=== Available records ===

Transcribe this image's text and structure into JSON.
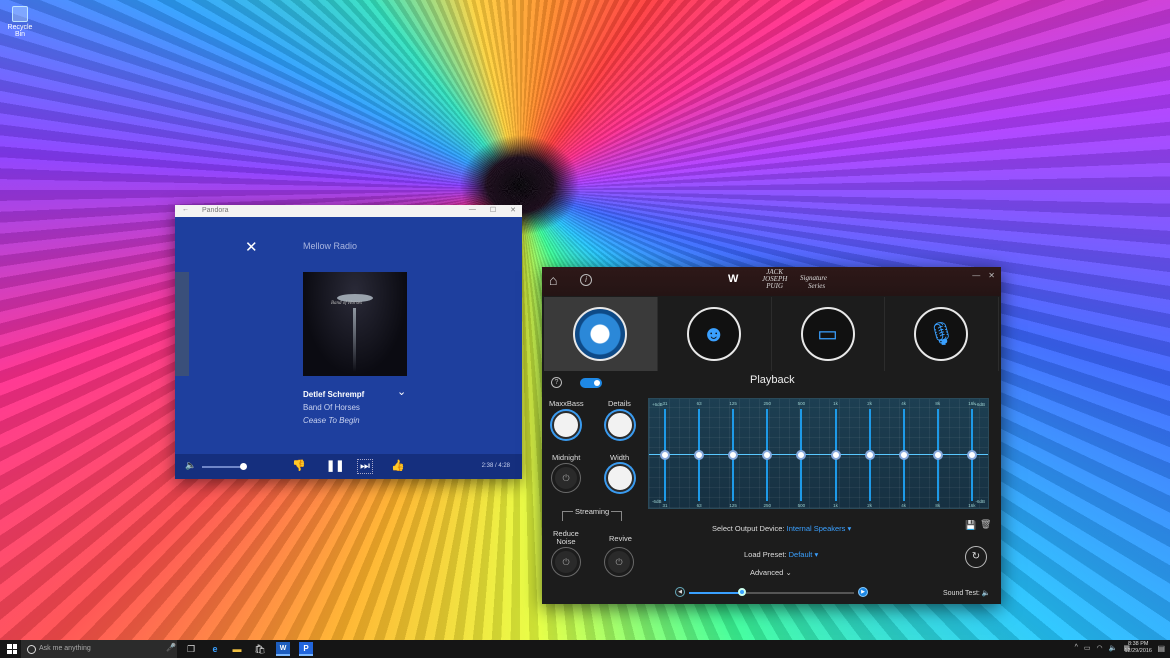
{
  "desktop": {
    "recycle_bin_label": "Recycle Bin"
  },
  "pandora": {
    "window_title": "Pandora",
    "station": "Mellow Radio",
    "song_title": "Detlef Schrempf",
    "artist": "Band Of Horses",
    "album": "Cease To Begin",
    "album_art_text": "Band of Horses",
    "time": "2:38 / 4:28",
    "volume_level": 0.85
  },
  "maxx": {
    "brand": "W",
    "jjp_text": [
      "JACK",
      "JOSEPH",
      "PUIG"
    ],
    "signature_line1": "Signature",
    "signature_line2": "Series",
    "modes": [
      {
        "name": "Speaker",
        "icon": "speaker-icon",
        "selected": true
      },
      {
        "name": "Headphones",
        "icon": "head-icon",
        "selected": false
      },
      {
        "name": "Laptop",
        "icon": "laptop-icon",
        "selected": false
      },
      {
        "name": "Microphone",
        "icon": "microphone-icon",
        "selected": false
      }
    ],
    "mode_title": "Playback",
    "knobs": {
      "maxxbass": "MaxxBass",
      "details": "Details",
      "midnight": "Midnight",
      "width": "Width",
      "streaming": "Streaming",
      "reduce_noise_1": "Reduce",
      "reduce_noise_2": "Noise",
      "revive": "Revive"
    },
    "eq": {
      "bands": [
        "31",
        "63",
        "125",
        "250",
        "500",
        "1k",
        "2k",
        "4k",
        "8k",
        "16k"
      ],
      "top_db": "+6dB",
      "bottom_db": "-6dB",
      "gains_db": [
        0,
        0,
        0,
        0,
        0,
        0,
        0,
        0,
        0,
        0
      ]
    },
    "output_label": "Select Output Device:",
    "output_value": "Internal Speakers",
    "preset_label": "Load Preset:",
    "preset_value": "Default",
    "advanced": "Advanced",
    "sound_test": "Sound Test:",
    "master_volume": 0.32
  },
  "taskbar": {
    "search_placeholder": "Ask me anything",
    "time": "8:38 PM",
    "date": "12/29/2016"
  }
}
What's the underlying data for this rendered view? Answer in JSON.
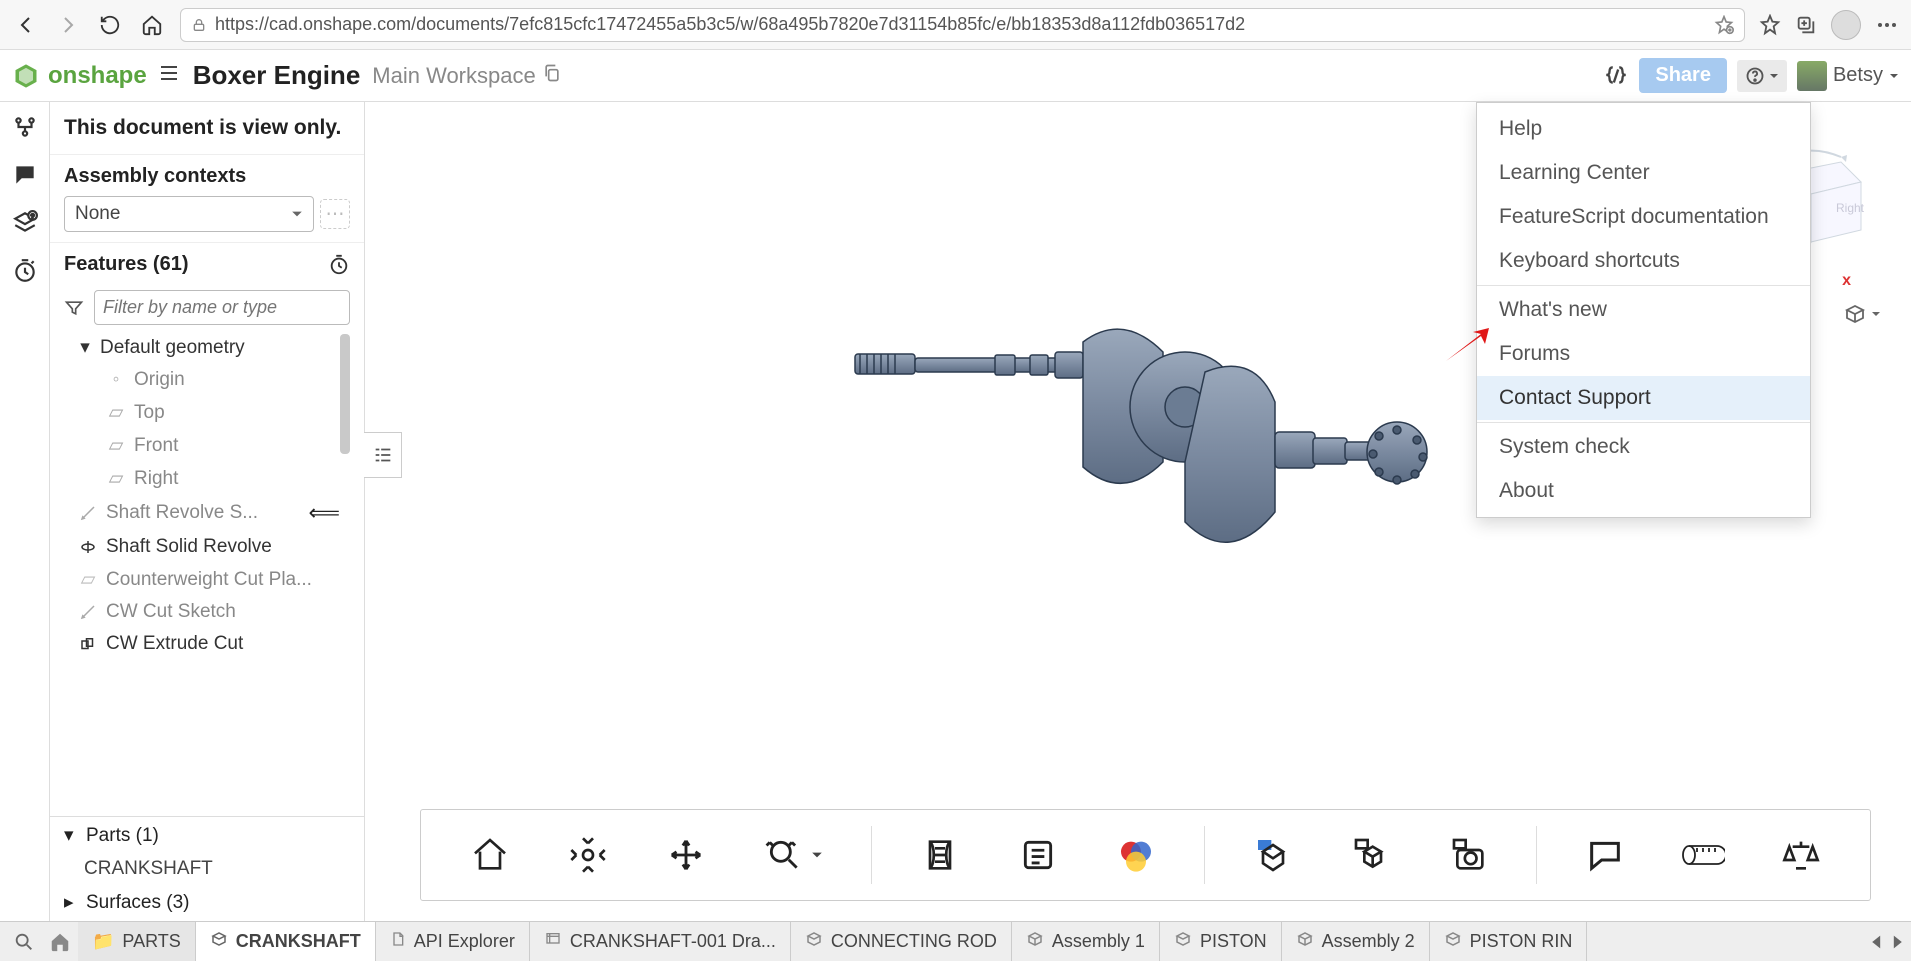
{
  "browser": {
    "url": "https://cad.onshape.com/documents/7efc815cfc17472455a5b3c5/w/68a495b7820e7d31154b85fc/e/bb18353d8a112fdb036517d2"
  },
  "header": {
    "brand": "onshape",
    "doc_title": "Boxer Engine",
    "workspace": "Main Workspace",
    "share_label": "Share",
    "user_name": "Betsy"
  },
  "banner": {
    "view_only": "This document is view only."
  },
  "contexts": {
    "title": "Assembly contexts",
    "selected": "None"
  },
  "features": {
    "title": "Features (61)",
    "filter_placeholder": "Filter by name or type",
    "default_geometry": "Default geometry",
    "items": {
      "origin": "Origin",
      "top": "Top",
      "front": "Front",
      "right": "Right",
      "shaft_rev_sketch": "Shaft Revolve S...",
      "shaft_solid_rev": "Shaft Solid Revolve",
      "cw_cut_plane": "Counterweight Cut Pla...",
      "cw_cut_sketch": "CW Cut Sketch",
      "cw_extrude_cut": "CW Extrude Cut"
    }
  },
  "parts": {
    "title": "Parts (1)",
    "item": "CRANKSHAFT",
    "surfaces": "Surfaces (3)"
  },
  "help_menu": {
    "help": "Help",
    "learning": "Learning Center",
    "fs_doc": "FeatureScript documentation",
    "shortcuts": "Keyboard shortcuts",
    "whats_new": "What's new",
    "forums": "Forums",
    "contact": "Contact Support",
    "system_check": "System check",
    "about": "About"
  },
  "axis": {
    "x": "x"
  },
  "tabs": {
    "parts_folder": "PARTS",
    "crankshaft": "CRANKSHAFT",
    "api_explorer": "API Explorer",
    "crankshaft_drawing": "CRANKSHAFT-001 Dra...",
    "connecting_rod": "CONNECTING ROD",
    "assembly1": "Assembly 1",
    "piston": "PISTON",
    "assembly2": "Assembly 2",
    "piston_ring": "PISTON RIN"
  }
}
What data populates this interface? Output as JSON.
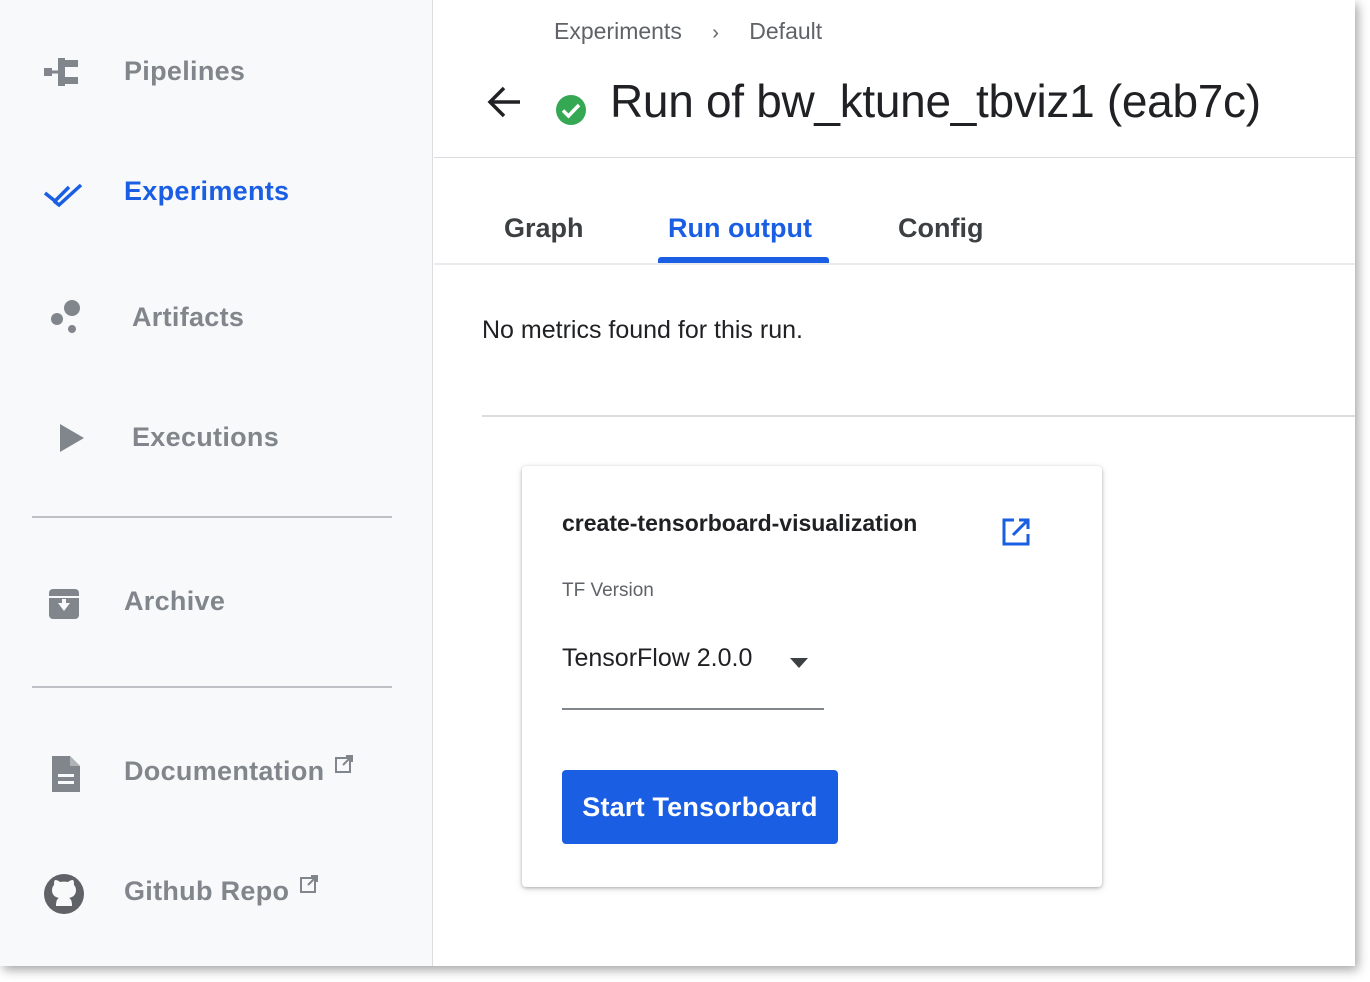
{
  "sidebar": {
    "items": [
      {
        "label": "Pipelines",
        "icon": "pipelines-icon",
        "active": false
      },
      {
        "label": "Experiments",
        "icon": "experiments-icon",
        "active": true
      },
      {
        "label": "Artifacts",
        "icon": "artifacts-icon",
        "active": false
      },
      {
        "label": "Executions",
        "icon": "executions-icon",
        "active": false
      },
      {
        "label": "Archive",
        "icon": "archive-icon",
        "active": false
      },
      {
        "label": "Documentation",
        "icon": "document-icon",
        "external": true
      },
      {
        "label": "Github Repo",
        "icon": "github-icon",
        "external": true
      }
    ]
  },
  "header": {
    "breadcrumb": [
      "Experiments",
      "Default"
    ],
    "breadcrumb_separator": "›",
    "title": "Run of bw_ktune_tbviz1 (eab7c)",
    "status": "succeeded"
  },
  "tabs": [
    {
      "label": "Graph",
      "active": false
    },
    {
      "label": "Run output",
      "active": true
    },
    {
      "label": "Config",
      "active": false
    }
  ],
  "content": {
    "no_metrics_text": "No metrics found for this run."
  },
  "card": {
    "title": "create-tensorboard-visualization",
    "version_label": "TF Version",
    "version_value": "TensorFlow 2.0.0",
    "start_button_label": "Start Tensorboard"
  },
  "colors": {
    "accent": "#1a5ee3",
    "nav_inactive": "#80868b",
    "success": "#34a853",
    "sidebar_bg": "#f8f9fa"
  }
}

===

**What you have to do:** Calculate how many lines of the material include the string "Assembly", and state that number by itself.

**Solution to this exercise:** 3